WRITTEN REQUEST: Locate each line with the string "name" in the listing below and copy it.

GIVEN DATA:

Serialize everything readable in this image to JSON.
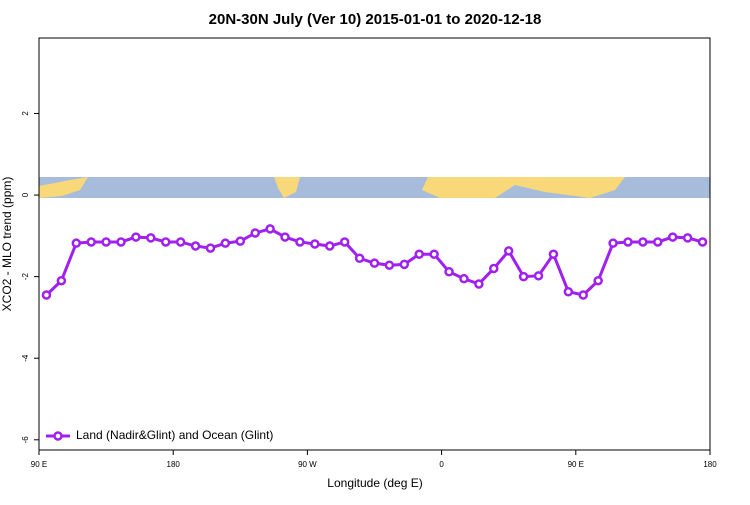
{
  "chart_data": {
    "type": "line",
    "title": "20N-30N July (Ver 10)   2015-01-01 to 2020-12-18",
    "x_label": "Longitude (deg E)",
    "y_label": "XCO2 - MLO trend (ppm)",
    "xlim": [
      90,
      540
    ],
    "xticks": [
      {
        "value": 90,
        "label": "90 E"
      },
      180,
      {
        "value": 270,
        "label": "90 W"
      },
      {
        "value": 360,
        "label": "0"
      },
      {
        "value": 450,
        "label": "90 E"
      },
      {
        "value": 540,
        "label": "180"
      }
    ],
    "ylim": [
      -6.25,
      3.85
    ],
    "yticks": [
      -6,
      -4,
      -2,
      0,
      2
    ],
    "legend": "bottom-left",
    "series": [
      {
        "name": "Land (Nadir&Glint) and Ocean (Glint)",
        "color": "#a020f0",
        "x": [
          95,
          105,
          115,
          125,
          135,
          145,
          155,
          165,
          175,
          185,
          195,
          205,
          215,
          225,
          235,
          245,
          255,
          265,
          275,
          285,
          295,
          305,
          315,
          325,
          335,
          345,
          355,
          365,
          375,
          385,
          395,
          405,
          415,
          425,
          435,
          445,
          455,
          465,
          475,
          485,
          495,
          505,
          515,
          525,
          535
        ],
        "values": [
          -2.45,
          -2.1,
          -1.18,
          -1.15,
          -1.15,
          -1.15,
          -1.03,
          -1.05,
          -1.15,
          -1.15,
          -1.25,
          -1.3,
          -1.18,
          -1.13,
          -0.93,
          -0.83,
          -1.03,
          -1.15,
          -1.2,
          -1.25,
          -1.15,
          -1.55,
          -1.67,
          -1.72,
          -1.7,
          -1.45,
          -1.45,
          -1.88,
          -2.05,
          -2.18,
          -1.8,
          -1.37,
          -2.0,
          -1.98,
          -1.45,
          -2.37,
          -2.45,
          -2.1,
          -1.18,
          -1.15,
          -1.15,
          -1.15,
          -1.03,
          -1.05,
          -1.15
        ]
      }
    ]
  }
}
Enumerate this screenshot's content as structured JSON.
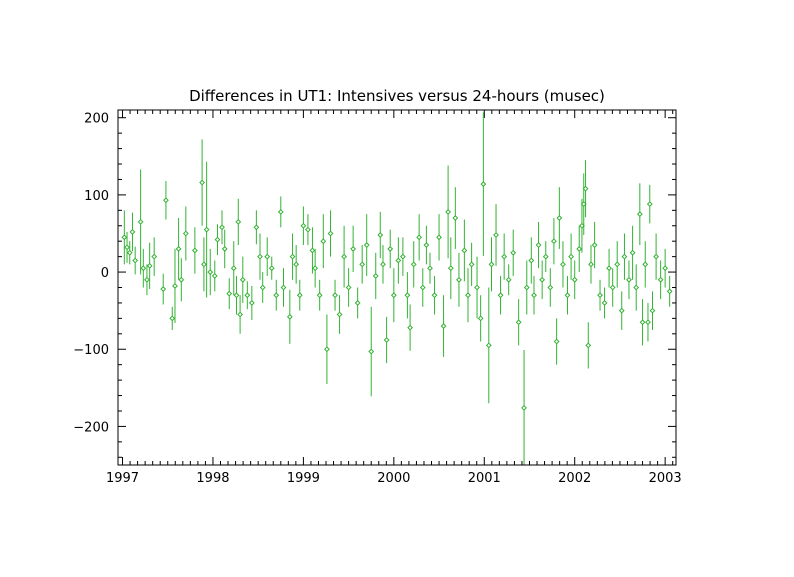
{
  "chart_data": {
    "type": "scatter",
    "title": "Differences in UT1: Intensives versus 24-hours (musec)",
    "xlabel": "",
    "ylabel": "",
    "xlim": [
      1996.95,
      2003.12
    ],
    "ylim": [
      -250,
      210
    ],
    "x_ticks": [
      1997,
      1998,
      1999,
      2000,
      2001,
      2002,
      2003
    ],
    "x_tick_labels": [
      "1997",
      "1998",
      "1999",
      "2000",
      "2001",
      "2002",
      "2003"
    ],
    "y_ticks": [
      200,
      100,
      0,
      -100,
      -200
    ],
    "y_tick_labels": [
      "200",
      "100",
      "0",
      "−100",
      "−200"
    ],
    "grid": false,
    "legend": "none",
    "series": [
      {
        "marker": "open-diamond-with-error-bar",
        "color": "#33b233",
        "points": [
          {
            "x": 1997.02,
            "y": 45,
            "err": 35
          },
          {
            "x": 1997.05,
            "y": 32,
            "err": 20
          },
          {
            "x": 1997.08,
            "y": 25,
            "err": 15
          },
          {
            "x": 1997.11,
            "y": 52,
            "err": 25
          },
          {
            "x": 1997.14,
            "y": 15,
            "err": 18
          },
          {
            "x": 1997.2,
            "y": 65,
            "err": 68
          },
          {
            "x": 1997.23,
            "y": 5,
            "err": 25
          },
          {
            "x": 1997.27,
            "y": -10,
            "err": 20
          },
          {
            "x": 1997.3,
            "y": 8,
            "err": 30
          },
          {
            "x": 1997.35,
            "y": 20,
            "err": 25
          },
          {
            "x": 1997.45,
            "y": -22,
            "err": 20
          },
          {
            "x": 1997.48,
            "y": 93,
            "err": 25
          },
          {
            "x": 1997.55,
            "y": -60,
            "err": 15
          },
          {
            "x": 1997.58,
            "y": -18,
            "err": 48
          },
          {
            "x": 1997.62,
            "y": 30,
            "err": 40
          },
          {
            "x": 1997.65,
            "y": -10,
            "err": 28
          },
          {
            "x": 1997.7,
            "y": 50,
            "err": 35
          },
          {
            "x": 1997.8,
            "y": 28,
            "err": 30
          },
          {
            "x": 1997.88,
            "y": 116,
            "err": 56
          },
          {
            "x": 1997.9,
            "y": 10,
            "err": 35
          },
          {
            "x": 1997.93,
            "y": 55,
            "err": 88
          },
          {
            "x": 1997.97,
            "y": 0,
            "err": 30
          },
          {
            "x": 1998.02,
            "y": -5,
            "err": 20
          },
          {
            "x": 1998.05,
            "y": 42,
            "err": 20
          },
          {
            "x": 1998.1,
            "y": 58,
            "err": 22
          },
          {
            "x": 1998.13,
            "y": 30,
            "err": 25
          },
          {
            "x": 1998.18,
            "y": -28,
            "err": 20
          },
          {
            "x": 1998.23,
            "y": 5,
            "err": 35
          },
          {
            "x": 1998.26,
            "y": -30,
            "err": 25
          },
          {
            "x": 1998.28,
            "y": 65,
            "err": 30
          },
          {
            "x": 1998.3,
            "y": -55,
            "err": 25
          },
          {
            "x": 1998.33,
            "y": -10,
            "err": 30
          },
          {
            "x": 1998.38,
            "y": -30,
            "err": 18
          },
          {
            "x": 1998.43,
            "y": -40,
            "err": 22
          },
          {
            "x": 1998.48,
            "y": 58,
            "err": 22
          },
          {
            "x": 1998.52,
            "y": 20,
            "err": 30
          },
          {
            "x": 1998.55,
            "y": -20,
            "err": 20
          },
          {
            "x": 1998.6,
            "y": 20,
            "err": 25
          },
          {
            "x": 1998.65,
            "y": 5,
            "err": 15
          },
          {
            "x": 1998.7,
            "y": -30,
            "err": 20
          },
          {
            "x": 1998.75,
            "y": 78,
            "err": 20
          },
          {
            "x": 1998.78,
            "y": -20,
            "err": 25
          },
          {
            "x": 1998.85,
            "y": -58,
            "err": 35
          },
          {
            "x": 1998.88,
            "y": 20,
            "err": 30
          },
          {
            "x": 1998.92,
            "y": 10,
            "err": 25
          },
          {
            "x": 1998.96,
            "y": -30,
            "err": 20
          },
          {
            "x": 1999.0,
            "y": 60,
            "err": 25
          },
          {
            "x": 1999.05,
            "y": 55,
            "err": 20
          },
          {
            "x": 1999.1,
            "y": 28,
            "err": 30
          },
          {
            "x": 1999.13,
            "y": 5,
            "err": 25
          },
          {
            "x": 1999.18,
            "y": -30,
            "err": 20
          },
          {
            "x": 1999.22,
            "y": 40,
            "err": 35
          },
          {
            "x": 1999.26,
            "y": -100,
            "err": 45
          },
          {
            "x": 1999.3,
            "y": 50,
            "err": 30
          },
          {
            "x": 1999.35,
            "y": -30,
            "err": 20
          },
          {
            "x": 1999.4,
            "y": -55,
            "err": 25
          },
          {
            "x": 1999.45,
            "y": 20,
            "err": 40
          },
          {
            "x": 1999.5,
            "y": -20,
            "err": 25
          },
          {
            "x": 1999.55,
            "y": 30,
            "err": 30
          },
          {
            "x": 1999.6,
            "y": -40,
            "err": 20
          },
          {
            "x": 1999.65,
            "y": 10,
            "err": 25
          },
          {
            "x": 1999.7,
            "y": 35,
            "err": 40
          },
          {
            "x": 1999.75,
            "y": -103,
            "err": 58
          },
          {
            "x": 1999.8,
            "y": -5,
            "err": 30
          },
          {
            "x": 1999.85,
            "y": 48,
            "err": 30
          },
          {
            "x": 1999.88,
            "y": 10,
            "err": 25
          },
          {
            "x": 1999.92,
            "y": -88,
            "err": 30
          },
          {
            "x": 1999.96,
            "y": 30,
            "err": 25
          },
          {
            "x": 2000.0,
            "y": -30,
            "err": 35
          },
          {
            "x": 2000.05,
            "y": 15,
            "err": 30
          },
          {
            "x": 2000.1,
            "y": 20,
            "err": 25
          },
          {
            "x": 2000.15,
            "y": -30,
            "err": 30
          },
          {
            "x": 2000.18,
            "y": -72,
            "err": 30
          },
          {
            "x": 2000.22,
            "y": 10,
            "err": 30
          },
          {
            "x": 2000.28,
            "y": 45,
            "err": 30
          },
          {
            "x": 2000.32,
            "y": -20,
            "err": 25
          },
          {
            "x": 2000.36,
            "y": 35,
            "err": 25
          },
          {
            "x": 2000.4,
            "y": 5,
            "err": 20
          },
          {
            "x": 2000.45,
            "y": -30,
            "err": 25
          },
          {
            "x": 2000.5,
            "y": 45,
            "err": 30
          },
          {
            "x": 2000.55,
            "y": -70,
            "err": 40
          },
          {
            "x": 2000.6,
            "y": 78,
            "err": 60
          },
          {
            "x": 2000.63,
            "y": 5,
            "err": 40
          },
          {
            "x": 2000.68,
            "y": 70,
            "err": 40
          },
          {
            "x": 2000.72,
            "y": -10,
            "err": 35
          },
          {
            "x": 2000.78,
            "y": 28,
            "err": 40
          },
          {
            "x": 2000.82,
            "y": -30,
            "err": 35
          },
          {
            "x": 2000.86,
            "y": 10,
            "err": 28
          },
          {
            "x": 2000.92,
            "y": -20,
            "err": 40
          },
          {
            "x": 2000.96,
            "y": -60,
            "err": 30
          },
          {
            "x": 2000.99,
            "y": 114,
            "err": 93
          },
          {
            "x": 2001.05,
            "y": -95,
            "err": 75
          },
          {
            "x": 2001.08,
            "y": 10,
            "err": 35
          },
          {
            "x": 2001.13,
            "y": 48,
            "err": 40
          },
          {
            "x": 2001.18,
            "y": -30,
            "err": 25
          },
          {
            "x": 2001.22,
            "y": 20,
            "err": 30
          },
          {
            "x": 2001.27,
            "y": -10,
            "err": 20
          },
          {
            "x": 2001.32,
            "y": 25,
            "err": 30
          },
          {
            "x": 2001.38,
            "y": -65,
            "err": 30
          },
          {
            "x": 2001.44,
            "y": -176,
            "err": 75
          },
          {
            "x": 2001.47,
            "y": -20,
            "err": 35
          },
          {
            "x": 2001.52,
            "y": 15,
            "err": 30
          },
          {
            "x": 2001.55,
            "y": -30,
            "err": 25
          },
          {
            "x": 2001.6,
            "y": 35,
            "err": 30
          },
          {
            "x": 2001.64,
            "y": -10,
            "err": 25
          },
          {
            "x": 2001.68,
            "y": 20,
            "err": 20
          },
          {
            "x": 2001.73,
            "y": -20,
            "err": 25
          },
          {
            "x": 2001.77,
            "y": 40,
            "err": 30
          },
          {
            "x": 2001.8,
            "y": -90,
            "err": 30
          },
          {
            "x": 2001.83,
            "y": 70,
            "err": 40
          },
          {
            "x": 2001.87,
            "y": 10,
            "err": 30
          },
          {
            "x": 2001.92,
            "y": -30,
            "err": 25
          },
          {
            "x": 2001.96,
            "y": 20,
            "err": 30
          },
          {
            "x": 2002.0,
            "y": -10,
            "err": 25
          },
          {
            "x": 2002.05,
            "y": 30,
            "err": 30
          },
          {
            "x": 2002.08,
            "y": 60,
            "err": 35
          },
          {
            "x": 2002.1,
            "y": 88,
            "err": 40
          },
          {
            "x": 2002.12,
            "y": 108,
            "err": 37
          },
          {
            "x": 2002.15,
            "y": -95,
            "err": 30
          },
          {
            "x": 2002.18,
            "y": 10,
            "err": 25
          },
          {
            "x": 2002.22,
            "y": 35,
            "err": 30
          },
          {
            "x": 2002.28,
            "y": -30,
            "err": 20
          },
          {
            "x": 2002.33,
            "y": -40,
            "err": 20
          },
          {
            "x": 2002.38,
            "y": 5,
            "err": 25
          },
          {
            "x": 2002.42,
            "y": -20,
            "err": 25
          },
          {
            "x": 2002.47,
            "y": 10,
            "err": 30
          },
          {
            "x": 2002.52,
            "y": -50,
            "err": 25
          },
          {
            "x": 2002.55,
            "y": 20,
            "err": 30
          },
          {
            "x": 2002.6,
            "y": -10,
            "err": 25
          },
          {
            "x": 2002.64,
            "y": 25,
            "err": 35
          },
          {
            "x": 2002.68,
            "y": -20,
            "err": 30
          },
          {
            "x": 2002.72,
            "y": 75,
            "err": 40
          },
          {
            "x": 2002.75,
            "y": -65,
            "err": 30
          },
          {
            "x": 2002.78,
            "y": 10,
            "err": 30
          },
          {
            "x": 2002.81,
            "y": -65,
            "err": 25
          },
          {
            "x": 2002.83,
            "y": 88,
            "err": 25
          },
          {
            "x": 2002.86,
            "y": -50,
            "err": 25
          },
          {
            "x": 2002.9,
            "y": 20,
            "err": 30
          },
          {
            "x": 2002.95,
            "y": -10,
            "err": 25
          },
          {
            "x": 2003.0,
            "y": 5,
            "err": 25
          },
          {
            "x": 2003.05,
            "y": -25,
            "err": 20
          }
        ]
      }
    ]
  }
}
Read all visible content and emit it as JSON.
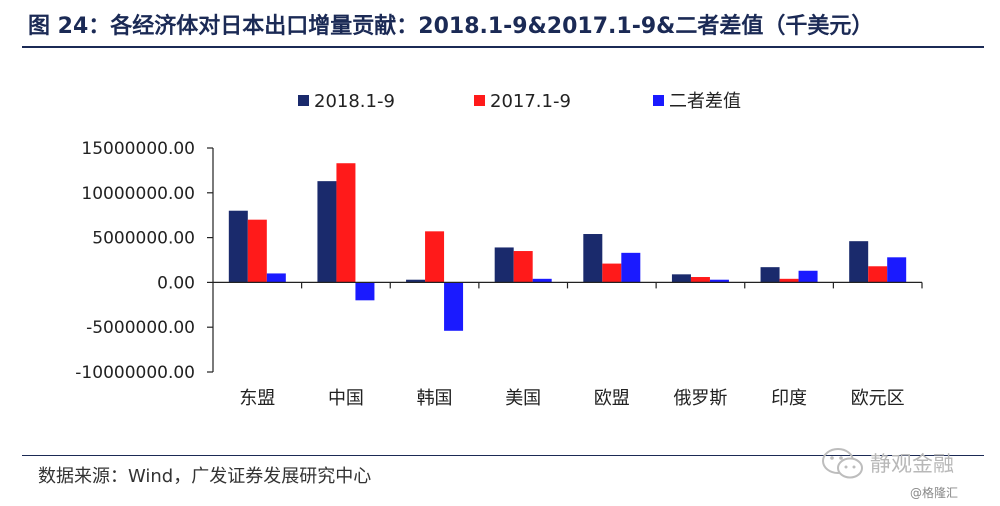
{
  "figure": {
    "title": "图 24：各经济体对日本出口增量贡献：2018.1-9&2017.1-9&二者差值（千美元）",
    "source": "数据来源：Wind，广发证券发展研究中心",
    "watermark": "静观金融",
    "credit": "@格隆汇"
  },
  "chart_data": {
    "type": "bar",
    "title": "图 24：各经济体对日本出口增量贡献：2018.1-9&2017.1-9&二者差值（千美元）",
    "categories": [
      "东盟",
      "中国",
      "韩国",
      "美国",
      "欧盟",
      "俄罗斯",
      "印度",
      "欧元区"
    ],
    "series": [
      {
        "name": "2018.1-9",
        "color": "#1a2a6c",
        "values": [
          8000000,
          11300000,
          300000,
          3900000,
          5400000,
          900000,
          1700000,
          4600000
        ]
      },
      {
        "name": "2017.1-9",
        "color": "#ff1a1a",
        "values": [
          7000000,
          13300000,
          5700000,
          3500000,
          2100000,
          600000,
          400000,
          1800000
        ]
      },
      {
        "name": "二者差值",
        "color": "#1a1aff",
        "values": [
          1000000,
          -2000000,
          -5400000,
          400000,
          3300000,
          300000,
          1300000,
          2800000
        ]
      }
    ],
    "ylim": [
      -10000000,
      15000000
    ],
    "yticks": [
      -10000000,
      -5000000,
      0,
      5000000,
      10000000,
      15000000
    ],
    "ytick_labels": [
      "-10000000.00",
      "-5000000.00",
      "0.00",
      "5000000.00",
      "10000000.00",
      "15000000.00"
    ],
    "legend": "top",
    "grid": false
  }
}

FINAL RESULT:
        "name": "Land (Nadir&Glint) and Ocean (Glint)",
        "name": "2018.1-9",
        "name": "2017.1-9",
        "name": "二者差值",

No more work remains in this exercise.